» Testo fornito
++++
PIERINO E IL LUPO


di e con Ascanio Celestini

 

Ascanio Celestini porta in scena alla sua maniera la fiaba sinfonica Pierino e il lupo di Sergej Prokof'ev “intrecciandola” con l’esecuzione e il racconto del balletto neoclassico Pulcinella di Stravinskij. 

L’attore, autore e voce recitante, sarà accompagnato dall’Orchestra dell’Auditorium Parco della Musica di Roma  che eseguirà la partitura originale di Prokof'ev e la suite da concerto di Pulcinella, sotto la guida del Maestro concertatore….

Ascanio Celestini gioca con la storia originale come farebbe un narratore della tradizione orale: ri-racconta la famosa fiaba musicale del 1936 la cui partitura Prokof'ev concepì “strumentata per voce recitante e orchestra”, ma usando le proprie parole e i propri giochi linguistici.

Fiati e archi, percussioni e timpani dell’Orchestra insieme al violino del Maestro concertatore, rappresentano i personaggi della storia: il flauto è l’uccellino, l’oboe è la papera, il clarinetto è il gatto, il fagotto è il nonno, i corni sono il lupo, il timpano i cacciatori e Pierino è interpretato da tutti gli archi.

La riscrittura di Celestini pone l’accento sul gioco, quello di un ragazzino e dei suoi animali, sulla paura, l’inquietudine ancestrale per il lupo, sull’immagine della natura, quella che ci affascina, sulla sfida che mescola i ruoli. L’attore si concentra sul linguaggio dell’opera per poi arrivare a una domanda: sappiamo tra Pierino e il lupo chi è il più forte e chi è il più debole, ma chi dei due è lo sciocco e chi il furbo?
++++
» Record estratti

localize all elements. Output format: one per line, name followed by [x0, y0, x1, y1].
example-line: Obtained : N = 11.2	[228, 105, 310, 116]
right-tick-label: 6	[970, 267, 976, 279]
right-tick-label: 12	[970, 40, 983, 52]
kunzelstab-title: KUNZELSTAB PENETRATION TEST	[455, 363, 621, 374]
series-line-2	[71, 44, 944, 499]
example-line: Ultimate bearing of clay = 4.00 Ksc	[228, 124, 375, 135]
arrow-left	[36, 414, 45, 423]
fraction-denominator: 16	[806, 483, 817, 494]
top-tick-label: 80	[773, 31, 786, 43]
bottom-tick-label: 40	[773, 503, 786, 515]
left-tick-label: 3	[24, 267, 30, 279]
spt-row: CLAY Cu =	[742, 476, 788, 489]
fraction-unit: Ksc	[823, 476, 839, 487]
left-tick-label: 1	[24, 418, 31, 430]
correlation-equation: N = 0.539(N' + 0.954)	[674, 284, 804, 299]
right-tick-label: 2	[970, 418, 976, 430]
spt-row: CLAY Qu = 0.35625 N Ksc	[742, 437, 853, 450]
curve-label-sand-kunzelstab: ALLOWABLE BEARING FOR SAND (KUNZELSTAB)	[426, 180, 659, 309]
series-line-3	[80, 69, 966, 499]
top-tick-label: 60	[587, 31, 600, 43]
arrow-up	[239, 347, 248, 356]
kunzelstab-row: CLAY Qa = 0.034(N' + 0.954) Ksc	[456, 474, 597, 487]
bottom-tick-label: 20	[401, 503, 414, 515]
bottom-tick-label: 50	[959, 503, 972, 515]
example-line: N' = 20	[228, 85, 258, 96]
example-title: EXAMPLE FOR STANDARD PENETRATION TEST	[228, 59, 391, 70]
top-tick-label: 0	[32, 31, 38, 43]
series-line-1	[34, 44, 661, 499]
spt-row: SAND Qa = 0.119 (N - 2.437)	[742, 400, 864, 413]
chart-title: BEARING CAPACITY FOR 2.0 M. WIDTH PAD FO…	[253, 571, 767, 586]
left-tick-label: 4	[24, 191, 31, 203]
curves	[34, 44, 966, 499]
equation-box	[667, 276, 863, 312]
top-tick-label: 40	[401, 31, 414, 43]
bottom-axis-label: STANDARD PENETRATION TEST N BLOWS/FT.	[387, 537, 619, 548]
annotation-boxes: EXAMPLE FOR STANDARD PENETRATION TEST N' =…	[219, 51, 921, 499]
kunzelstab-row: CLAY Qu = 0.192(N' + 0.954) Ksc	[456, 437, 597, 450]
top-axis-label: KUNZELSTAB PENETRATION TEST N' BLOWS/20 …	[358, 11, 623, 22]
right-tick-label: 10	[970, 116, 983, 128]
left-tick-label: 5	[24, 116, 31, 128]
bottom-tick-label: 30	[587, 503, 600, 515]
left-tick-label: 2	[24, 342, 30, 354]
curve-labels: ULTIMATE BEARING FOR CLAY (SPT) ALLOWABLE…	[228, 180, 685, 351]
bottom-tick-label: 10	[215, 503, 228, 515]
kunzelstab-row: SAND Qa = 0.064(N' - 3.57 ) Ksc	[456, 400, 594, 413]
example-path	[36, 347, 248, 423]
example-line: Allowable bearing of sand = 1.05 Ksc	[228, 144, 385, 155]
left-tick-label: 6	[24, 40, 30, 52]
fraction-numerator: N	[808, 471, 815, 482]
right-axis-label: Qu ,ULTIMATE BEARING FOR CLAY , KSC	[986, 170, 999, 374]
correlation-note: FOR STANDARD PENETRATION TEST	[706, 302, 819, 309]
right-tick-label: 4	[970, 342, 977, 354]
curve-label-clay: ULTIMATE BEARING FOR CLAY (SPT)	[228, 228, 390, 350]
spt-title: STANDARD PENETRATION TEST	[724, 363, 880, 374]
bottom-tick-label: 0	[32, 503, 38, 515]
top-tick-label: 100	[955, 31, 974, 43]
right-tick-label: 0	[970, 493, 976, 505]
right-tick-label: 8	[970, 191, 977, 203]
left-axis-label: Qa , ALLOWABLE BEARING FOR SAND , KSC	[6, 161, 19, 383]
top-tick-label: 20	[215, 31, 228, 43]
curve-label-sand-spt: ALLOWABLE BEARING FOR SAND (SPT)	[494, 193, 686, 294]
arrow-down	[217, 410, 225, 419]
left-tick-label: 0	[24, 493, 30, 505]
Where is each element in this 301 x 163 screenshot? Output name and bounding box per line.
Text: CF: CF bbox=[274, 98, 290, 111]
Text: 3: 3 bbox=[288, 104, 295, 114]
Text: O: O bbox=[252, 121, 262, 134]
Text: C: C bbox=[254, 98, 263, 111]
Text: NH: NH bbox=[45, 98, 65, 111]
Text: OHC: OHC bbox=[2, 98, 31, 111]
++++
» Consegna 1
Copi fedelmente dal testo fornito il passo che va da "Ascanio Celestini porta in" a "balletto neoclassico Pulcinella di Stravinskij.".
» Consegna 2
Secondo il testo sullo spettacolo Pierino e il lupo, quale strumento rappresenta il gatto?
» Consegna 3
Riprenda il testo sullo spettacolo Pierino e il lupo e lo prosegua dal punto in cui si interrompe.
I record riportati non sono necessari per lo svolgimento.

» Risposta 1
Ascanio Celestini porta in scena alla sua maniera la fiaba sinfonica Pierino e il lupo di Sergej Prokof'ev “intrecciandola” con l’esecuzione e il racconto del balletto neoclassico Pulcinella di Stravinskij.

» Risposta 2
Il clarinetto.

» Risposta 3
Pierino e il lupo è una fiaba moderna" - afferma l’artista - "Parente delle fiabe di tradizione orale solo nella forma, ma in realtà con una finalità diversa: raccontare un mondo musicale, fare da ponte tra la grande musica e la sua fruizione da parte dei giovanissimi. Dunque il testo è poco più di un appiglio per imbarcarsi in un viaggio sonoro. Ma questa sua semplicità può diventare un’opportunità per giocare senza il bisogno di interpretare metafore complesse, immagini archetipiche. Da qui sono partito per giocare con Pierino e la sua storia. Per giocarci con le parole pescando gli scioglilingua dalla tradizione, il divertimento verbale dalla narrazione senza finalità politiche e sociali. Ma forse la scusa del gioco è proprio quella che ci riporta in strada dove la sfera ludica non era solo un tempo nel quale ammazzare la noia”.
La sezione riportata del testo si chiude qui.